> Passage provided
===============

Workers told legislators they have been willing to work for wages typically lower than what is available in the private sector in part because of the pension benefits they have been promised all along.
"I never worked in civil service for the money," said Marvin Mitchell, a pharmacist for the state for 24 years. "It was always the benefits, the largest being the pension, that one shining light at the end of the tunnel."
To change how pensions are calculated would be fundamentally unfair to existing workers, Mitchell added. "That would be heartless."
The state already has begun addressing the unfunded liability crisis, which largely developed after money consistently was diverted in years past from the retirement system to the general fund.
No increases to existing benefits are permitted, and pensions for new employees hired starting this year will be based on their five highest-paid years, not three. The latter change is intended to stem the financial bleeding in the years ahead.

===============

> Recorded data
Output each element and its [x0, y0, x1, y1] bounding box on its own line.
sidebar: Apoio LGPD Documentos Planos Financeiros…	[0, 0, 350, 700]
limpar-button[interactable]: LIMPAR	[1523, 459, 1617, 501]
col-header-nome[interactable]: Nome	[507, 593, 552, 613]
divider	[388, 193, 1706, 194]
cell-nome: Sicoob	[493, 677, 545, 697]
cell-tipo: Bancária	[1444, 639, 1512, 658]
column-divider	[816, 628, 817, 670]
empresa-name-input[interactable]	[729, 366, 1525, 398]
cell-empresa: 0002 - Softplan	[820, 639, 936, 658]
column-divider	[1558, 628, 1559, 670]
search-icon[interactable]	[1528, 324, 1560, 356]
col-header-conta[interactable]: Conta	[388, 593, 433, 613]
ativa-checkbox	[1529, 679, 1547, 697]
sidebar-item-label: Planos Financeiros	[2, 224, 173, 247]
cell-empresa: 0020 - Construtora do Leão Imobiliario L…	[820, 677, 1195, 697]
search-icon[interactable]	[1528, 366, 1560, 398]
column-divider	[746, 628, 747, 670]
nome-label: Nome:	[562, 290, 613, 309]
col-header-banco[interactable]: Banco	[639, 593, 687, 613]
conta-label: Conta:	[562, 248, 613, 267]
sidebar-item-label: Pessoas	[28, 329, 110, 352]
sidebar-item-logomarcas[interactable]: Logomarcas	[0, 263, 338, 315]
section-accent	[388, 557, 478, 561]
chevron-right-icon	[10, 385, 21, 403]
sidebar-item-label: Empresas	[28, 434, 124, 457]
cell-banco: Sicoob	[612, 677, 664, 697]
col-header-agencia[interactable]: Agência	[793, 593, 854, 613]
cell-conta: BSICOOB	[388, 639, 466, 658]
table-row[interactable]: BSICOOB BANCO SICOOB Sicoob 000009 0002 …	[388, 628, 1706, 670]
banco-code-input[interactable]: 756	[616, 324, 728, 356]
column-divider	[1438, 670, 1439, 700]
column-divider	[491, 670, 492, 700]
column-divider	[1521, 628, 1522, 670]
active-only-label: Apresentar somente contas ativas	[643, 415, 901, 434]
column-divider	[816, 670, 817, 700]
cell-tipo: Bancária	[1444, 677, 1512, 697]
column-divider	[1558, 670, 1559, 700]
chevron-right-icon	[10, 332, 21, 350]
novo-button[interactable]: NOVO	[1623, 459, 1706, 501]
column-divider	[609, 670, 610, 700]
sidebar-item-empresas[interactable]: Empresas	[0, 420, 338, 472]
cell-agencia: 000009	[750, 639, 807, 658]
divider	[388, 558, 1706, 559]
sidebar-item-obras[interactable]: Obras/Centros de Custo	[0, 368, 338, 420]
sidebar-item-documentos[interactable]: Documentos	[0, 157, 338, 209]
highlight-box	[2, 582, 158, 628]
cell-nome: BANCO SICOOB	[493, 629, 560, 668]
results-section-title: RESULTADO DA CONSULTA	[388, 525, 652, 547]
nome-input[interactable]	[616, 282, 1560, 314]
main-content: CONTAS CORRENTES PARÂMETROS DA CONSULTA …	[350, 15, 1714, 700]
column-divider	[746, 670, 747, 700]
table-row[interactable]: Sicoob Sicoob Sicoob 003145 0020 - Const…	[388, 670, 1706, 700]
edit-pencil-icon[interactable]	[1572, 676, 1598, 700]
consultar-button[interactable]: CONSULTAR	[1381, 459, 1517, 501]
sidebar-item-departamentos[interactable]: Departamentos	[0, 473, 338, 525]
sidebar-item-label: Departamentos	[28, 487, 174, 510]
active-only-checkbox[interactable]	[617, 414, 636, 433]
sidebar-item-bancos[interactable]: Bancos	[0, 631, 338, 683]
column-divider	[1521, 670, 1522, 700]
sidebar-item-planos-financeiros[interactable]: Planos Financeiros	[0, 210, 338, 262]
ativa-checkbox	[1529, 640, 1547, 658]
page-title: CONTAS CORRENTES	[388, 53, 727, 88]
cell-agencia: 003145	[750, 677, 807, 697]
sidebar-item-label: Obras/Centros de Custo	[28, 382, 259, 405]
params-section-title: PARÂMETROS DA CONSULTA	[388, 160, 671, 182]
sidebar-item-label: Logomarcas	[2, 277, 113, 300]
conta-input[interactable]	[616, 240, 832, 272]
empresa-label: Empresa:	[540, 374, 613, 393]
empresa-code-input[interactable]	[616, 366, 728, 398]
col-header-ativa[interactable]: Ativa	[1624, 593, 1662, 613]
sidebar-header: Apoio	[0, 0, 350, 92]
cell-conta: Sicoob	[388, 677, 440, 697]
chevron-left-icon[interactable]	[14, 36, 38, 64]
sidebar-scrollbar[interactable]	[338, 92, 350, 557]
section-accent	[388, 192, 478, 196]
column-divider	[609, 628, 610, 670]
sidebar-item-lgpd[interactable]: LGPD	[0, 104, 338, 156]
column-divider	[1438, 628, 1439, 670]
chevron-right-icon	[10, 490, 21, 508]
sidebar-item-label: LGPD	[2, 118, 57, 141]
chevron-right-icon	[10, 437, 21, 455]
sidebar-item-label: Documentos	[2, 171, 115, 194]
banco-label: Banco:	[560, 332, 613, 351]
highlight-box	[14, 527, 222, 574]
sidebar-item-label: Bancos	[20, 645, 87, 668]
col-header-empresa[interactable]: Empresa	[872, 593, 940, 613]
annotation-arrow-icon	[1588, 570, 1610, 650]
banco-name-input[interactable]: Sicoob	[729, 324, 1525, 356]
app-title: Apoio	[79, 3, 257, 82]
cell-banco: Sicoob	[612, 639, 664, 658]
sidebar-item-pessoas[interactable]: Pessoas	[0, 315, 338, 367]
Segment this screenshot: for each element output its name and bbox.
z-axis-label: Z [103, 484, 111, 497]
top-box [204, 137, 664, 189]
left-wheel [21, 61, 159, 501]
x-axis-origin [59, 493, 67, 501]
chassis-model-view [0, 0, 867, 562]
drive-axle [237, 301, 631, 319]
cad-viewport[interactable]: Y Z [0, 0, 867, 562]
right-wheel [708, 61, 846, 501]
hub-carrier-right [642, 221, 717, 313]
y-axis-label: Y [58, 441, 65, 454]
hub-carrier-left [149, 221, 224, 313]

===============

> Required work
1. According to the passage on state pensions, how many years has Marvin Mitchell worked as a pharmacist for the state?
2. Copy the part of the passage on state pensions from "Workers told legislators" to "promised all along." word for word.
The records have no connection to the passage on state pensions.

> Answers below
1. 24 years.

2.
Workers told legislators they have been willing to work for wages typically lower than what is available in the private sector in part because of the pension benefits they have been promised all along.